Instrução dada A: Transcreva na íntegra, sem qualquer alteração, o trecho sobre a teoria dos conjuntos de Cantor.

Trecho de origem:
Ao apresentarmos as definições das espécies mais elevadas de números, empregamos o termo “conjunto”. A idéia de desenvolver uma teoria dos conjuntos e tratá-la como disciplina autônoma remonta ao matemático alemão George Cantor que a concebeu no final do século XIX. A contribuição especial de Cantor foi a sua teoria dos conjuntos infinitos e dos números transfinitos. Pode ser encarada como nova extensão do desenvolvimento que consideramos na última seção.

A teoria de Cantor vale-se da importante noção de correspondência um-a-um (ou biunívoca). Dizemos que os elementos de um conjunto S1 estão em correspondência biunívoca, ou um-a-um, com os elementos de outro conjunto S2 se existir algum modo de associar elementos de um conjunto a elementos de outro de tal maneira que a cada elemento de S1 se associe exatamente um elemento de S2, e a cada elemento de S2 se associe exatamente um elemento de S1. Consideremos os passageiros de um ônibus: se cada passageiro ocupar um assento, o conjunto de passageiros e o conjunto de assentos estarão em correlação biunívoca. Nessas circunstâncias, o conjunto de passageiros teria como é claro, o mesmo número de elementos que teria o conjunto de assentos, não importando qual fosse esse número.

Instrução dada B: Retorne somente as linhas das entradas que vão do início até a linha que contém "panel: elementum data 06 07: 07", ambas incluídas, reproduzindo-as sem nenhuma modificação.

Entradas de dados coletadas:
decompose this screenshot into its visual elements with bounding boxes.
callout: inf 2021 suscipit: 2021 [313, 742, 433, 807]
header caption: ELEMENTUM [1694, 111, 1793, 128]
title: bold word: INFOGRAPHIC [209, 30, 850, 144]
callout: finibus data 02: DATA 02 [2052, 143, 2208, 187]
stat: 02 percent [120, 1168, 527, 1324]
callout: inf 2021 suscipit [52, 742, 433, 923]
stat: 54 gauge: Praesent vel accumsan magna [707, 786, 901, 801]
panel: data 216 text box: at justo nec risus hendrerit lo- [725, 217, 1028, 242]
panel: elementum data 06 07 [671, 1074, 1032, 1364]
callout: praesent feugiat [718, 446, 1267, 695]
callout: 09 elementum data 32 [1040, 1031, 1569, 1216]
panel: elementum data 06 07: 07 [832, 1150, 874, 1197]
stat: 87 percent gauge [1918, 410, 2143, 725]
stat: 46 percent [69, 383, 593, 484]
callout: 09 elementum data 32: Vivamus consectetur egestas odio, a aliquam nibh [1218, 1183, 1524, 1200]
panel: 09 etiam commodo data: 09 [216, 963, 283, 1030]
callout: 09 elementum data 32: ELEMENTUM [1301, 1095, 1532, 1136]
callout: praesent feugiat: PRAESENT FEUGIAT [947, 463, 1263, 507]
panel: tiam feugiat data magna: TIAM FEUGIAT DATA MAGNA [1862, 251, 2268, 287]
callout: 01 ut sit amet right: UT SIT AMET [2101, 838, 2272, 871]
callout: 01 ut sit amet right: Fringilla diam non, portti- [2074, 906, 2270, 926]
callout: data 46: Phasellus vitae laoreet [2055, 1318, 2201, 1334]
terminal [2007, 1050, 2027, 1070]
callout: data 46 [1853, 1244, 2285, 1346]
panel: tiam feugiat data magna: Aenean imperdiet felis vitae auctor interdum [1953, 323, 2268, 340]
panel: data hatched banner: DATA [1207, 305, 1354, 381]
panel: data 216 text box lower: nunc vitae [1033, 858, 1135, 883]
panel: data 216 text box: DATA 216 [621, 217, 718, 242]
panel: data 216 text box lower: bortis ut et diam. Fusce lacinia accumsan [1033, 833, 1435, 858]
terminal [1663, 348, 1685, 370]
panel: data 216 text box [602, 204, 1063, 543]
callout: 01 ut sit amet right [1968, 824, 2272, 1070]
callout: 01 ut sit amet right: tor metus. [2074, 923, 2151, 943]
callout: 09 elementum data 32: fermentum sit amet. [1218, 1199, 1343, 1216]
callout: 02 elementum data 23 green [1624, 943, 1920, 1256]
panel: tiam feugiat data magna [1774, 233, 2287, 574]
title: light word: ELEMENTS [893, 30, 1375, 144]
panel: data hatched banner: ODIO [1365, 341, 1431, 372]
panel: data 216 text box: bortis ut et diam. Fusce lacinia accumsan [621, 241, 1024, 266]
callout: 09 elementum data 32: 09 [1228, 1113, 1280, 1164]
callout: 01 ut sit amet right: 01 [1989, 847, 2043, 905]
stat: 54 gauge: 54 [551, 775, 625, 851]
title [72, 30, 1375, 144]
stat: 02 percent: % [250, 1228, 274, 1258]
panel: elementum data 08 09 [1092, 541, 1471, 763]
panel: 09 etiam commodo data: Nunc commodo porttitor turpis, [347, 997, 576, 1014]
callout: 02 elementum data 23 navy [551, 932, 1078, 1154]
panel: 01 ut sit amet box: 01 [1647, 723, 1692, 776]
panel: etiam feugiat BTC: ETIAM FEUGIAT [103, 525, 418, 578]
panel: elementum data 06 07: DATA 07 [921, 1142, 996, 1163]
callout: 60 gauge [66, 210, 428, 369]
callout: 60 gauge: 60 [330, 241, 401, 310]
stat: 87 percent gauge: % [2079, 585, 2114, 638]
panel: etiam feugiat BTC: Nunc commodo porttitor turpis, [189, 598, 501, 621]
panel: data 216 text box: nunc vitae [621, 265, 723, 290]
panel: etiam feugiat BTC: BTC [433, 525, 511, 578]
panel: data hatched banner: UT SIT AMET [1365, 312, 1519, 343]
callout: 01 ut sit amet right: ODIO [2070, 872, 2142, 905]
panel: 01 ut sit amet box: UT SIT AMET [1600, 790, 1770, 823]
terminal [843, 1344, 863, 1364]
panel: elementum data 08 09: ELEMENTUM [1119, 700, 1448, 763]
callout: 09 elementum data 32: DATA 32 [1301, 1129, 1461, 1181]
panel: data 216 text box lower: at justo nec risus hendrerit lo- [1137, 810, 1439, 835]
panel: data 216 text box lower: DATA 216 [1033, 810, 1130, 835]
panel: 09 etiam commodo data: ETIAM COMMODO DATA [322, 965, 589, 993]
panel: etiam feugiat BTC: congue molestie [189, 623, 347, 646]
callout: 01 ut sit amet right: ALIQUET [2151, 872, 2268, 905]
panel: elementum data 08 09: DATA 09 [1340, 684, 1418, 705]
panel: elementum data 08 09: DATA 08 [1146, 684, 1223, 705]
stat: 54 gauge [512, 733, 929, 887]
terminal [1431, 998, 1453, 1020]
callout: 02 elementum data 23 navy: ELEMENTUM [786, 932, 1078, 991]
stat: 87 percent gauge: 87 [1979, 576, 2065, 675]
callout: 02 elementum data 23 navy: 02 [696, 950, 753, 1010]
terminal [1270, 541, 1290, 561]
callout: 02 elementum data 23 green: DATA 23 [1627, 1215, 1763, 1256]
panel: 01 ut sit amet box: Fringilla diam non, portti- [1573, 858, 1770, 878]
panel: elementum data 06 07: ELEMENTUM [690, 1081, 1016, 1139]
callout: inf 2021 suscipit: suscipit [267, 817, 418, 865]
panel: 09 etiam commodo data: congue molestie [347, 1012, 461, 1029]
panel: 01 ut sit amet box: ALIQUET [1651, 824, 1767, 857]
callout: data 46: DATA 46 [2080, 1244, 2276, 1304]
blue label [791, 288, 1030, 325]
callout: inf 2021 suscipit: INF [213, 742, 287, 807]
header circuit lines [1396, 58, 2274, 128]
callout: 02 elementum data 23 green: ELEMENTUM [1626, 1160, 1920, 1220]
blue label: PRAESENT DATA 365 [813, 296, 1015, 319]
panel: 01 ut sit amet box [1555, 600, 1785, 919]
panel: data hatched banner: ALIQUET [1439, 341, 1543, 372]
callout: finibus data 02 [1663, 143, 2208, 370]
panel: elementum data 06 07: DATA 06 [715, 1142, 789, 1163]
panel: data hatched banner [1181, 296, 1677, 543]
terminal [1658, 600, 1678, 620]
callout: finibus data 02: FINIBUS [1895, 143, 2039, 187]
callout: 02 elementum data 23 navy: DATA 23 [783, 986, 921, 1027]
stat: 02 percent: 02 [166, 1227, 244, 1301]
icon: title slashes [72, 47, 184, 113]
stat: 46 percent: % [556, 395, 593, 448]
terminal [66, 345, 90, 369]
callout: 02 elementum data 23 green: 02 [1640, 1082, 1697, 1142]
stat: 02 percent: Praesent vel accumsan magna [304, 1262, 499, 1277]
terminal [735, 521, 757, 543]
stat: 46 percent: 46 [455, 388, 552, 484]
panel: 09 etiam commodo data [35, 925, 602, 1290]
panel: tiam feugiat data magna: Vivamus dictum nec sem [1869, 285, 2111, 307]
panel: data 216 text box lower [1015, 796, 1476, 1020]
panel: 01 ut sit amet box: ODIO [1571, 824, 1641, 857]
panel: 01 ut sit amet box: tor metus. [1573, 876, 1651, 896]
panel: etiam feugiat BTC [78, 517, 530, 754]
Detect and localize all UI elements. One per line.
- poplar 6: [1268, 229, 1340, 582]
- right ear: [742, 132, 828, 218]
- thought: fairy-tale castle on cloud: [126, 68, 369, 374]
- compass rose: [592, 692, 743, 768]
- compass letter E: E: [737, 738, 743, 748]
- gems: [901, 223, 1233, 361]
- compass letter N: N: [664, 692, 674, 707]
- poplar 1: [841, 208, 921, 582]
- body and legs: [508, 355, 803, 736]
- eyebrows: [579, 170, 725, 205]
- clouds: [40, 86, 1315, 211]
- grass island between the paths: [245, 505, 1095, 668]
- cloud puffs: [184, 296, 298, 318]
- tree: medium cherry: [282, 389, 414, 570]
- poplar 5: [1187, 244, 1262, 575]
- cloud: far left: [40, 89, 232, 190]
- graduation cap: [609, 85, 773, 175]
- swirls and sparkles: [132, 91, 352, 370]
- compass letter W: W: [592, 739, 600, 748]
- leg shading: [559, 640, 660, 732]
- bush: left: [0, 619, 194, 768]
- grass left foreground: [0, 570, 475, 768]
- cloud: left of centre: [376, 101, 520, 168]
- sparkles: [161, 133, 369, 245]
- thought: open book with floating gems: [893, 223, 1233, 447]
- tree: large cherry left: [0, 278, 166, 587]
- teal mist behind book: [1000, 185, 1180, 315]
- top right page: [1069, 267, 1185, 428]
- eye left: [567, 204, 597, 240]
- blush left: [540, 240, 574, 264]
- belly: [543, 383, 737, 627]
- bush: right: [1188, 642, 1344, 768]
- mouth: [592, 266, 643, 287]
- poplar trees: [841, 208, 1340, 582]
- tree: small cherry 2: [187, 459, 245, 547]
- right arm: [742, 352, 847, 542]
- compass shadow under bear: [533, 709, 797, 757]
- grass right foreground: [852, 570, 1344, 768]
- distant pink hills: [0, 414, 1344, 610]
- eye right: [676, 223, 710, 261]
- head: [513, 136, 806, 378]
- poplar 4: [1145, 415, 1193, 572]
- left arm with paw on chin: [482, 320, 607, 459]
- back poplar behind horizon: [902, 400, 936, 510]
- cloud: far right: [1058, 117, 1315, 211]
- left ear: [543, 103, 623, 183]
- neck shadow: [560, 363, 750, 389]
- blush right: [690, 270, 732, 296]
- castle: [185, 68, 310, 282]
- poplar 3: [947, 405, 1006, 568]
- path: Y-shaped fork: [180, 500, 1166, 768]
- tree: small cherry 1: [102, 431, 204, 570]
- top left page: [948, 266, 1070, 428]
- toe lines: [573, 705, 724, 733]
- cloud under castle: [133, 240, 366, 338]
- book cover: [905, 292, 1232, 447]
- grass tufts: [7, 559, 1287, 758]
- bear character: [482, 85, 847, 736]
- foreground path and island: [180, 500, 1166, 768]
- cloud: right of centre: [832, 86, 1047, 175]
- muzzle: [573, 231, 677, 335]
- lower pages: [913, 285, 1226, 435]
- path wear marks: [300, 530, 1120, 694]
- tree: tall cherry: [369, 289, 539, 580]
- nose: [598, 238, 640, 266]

Resposta completa A:
Ao apresentarmos as definições das espécies mais elevadas de números, empregamos o termo “conjunto”. A idéia de desenvolver uma teoria dos conjuntos e tratá-la como disciplina autônoma remonta ao matemático alemão George Cantor que a concebeu no final do século XIX. A contribuição especial de Cantor foi a sua teoria dos conjuntos infinitos e dos números transfinitos. Pode ser encarada como nova extensão do desenvolvimento que consideramos na última seção.

A teoria de Cantor vale-se da importante noção de correspondência um-a-um (ou biunívoca). Dizemos que os elementos de um conjunto S1 estão em correspondência biunívoca, ou um-a-um, com os elementos de outro conjunto S2 se existir algum modo de associar elementos de um conjunto a elementos de outro de tal maneira que a cada elemento de S1 se associe exatamente um elemento de S2, e a cada elemento de S2 se associe exatamente um elemento de S1. Consideremos os passageiros de um ônibus: se cada passageiro ocupar um assento, o conjunto de passageiros e o conjunto de assentos estarão em correlação biunívoca. Nessas circunstâncias, o conjunto de passageiros teria como é claro, o mesmo número de elementos que teria o conjunto de assentos, não importando qual fosse esse número.

Resposta completa B:
decompose this screenshot into its visual elements with bounding boxes.
callout: inf 2021 suscipit: 2021 [313, 742, 433, 807]
header caption: ELEMENTUM [1694, 111, 1793, 128]
title: bold word: INFOGRAPHIC [209, 30, 850, 144]
callout: finibus data 02: DATA 02 [2052, 143, 2208, 187]
stat: 02 percent [120, 1168, 527, 1324]
callout: inf 2021 suscipit [52, 742, 433, 923]
stat: 54 gauge: Praesent vel accumsan magna [707, 786, 901, 801]
panel: data 216 text box: at justo nec risus hendrerit lo- [725, 217, 1028, 242]
panel: elementum data 06 07 [671, 1074, 1032, 1364]
callout: praesent feugiat [718, 446, 1267, 695]
callout: 09 elementum data 32 [1040, 1031, 1569, 1216]
panel: elementum data 06 07: 07 [832, 1150, 874, 1197]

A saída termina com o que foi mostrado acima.